[Rows from a dataset]
::::

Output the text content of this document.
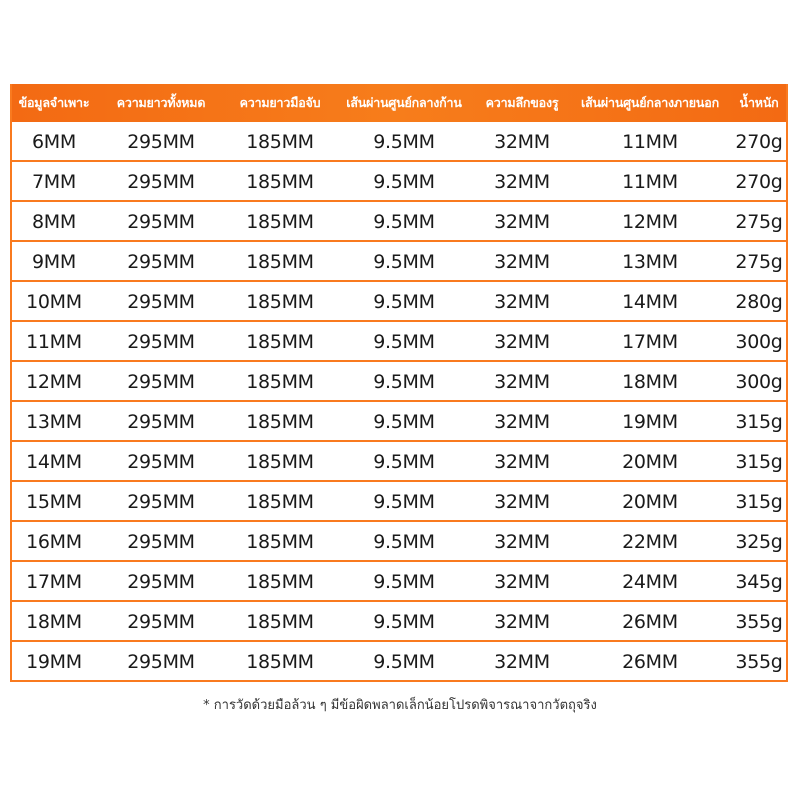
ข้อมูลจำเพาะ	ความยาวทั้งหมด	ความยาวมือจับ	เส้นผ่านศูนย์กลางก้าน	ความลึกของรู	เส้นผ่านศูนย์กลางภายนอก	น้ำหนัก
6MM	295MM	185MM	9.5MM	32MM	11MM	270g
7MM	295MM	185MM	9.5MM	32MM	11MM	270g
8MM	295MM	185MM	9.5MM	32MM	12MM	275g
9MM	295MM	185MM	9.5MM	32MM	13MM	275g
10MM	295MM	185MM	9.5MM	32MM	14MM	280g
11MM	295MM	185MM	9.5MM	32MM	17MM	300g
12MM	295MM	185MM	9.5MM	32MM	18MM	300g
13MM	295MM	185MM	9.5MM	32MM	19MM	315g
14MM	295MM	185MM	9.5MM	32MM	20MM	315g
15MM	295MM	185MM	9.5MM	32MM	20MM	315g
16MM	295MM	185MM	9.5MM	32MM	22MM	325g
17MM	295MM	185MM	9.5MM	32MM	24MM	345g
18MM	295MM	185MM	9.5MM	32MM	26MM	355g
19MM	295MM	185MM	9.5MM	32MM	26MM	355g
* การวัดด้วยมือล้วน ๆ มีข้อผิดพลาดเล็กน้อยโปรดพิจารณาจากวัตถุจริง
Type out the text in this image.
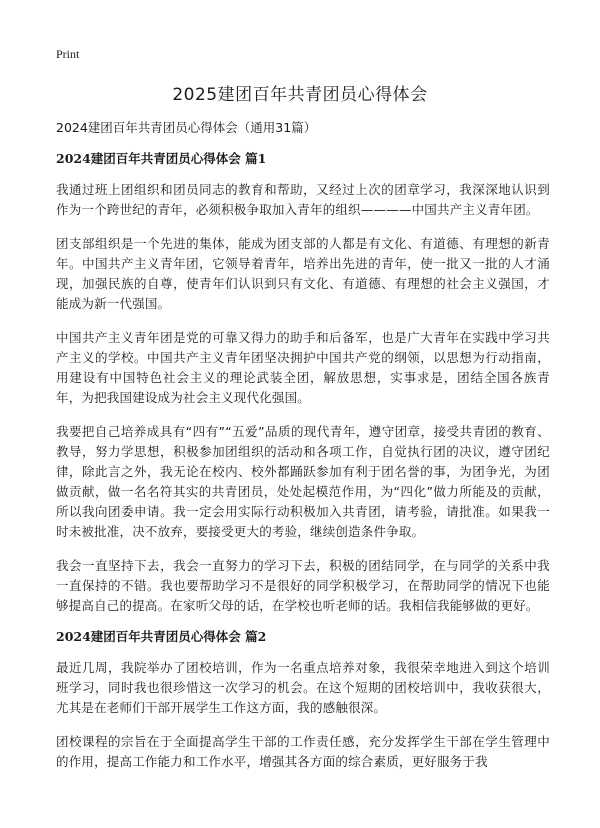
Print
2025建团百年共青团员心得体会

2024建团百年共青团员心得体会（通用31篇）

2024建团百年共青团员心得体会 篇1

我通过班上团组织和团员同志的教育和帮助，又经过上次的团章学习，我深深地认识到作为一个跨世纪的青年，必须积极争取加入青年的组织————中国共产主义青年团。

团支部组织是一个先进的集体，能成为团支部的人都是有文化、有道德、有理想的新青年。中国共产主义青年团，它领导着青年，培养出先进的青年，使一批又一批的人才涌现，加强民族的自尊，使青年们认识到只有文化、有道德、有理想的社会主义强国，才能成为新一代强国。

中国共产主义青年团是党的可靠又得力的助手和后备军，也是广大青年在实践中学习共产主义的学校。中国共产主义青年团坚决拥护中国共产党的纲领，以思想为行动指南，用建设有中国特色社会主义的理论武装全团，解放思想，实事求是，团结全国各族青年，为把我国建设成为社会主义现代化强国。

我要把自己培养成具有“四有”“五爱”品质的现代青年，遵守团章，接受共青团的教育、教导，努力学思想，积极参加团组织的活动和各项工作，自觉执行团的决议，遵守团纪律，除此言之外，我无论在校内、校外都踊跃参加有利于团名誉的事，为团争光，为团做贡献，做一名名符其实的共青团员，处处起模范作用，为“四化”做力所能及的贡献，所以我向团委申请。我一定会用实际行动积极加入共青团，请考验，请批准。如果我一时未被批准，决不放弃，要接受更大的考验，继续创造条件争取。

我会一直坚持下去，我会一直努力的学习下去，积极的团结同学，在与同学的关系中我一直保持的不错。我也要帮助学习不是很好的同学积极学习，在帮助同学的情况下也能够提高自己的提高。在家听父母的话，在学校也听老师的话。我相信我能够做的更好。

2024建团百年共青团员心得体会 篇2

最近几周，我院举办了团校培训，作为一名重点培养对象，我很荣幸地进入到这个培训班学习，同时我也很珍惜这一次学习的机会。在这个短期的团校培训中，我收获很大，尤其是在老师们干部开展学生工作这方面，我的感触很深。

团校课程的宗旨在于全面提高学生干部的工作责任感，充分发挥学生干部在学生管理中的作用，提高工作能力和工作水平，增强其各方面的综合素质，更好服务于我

::::

#### The task
Restate the data above word for word. Do not include the images.

#### Answer to the task
Output the text content of this document.
ข้อมูลจำเพาะ	ความยาวทั้งหมด	ความยาวมือจับ	เส้นผ่านศูนย์กลางก้าน	ความลึกของรู	เส้นผ่านศูนย์กลางภายนอก	น้ำหนัก
6MM	295MM	185MM	9.5MM	32MM	11MM	270g
7MM	295MM	185MM	9.5MM	32MM	11MM	270g
8MM	295MM	185MM	9.5MM	32MM	12MM	275g
9MM	295MM	185MM	9.5MM	32MM	13MM	275g
10MM	295MM	185MM	9.5MM	32MM	14MM	280g
11MM	295MM	185MM	9.5MM	32MM	17MM	300g
12MM	295MM	185MM	9.5MM	32MM	18MM	300g
13MM	295MM	185MM	9.5MM	32MM	19MM	315g
14MM	295MM	185MM	9.5MM	32MM	20MM	315g
15MM	295MM	185MM	9.5MM	32MM	20MM	315g
16MM	295MM	185MM	9.5MM	32MM	22MM	325g
17MM	295MM	185MM	9.5MM	32MM	24MM	345g
18MM	295MM	185MM	9.5MM	32MM	26MM	355g
19MM	295MM	185MM	9.5MM	32MM	26MM	355g
* การวัดด้วยมือล้วน ๆ มีข้อผิดพลาดเล็กน้อยโปรดพิจารณาจากวัตถุจริง
Type out the text in this image.
Print
2025建团百年共青团员心得体会

2024建团百年共青团员心得体会（通用31篇）

2024建团百年共青团员心得体会 篇1

我通过班上团组织和团员同志的教育和帮助，又经过上次的团章学习，我深深地认识到作为一个跨世纪的青年，必须积极争取加入青年的组织————中国共产主义青年团。

团支部组织是一个先进的集体，能成为团支部的人都是有文化、有道德、有理想的新青年。中国共产主义青年团，它领导着青年，培养出先进的青年，使一批又一批的人才涌现，加强民族的自尊，使青年们认识到只有文化、有道德、有理想的社会主义强国，才能成为新一代强国。

中国共产主义青年团是党的可靠又得力的助手和后备军，也是广大青年在实践中学习共产主义的学校。中国共产主义青年团坚决拥护中国共产党的纲领，以思想为行动指南，用建设有中国特色社会主义的理论武装全团，解放思想，实事求是，团结全国各族青年，为把我国建设成为社会主义现代化强国。

我要把自己培养成具有“四有”“五爱”品质的现代青年，遵守团章，接受共青团的教育、教导，努力学思想，积极参加团组织的活动和各项工作，自觉执行团的决议，遵守团纪律，除此言之外，我无论在校内、校外都踊跃参加有利于团名誉的事，为团争光，为团做贡献，做一名名符其实的共青团员，处处起模范作用，为“四化”做力所能及的贡献，所以我向团委申请。我一定会用实际行动积极加入共青团，请考验，请批准。如果我一时未被批准，决不放弃，要接受更大的考验，继续创造条件争取。

我会一直坚持下去，我会一直努力的学习下去，积极的团结同学，在与同学的关系中我一直保持的不错。我也要帮助学习不是很好的同学积极学习，在帮助同学的情况下也能够提高自己的提高。在家听父母的话，在学校也听老师的话。我相信我能够做的更好。

2024建团百年共青团员心得体会 篇2

最近几周，我院举办了团校培训，作为一名重点培养对象，我很荣幸地进入到这个培训班学习，同时我也很珍惜这一次学习的机会。在这个短期的团校培训中，我收获很大，尤其是在老师们干部开展学生工作这方面，我的感触很深。

团校课程的宗旨在于全面提高学生干部的工作责任感，充分发挥学生干部在学生管理中的作用，提高工作能力和工作水平，增强其各方面的综合素质，更好服务于我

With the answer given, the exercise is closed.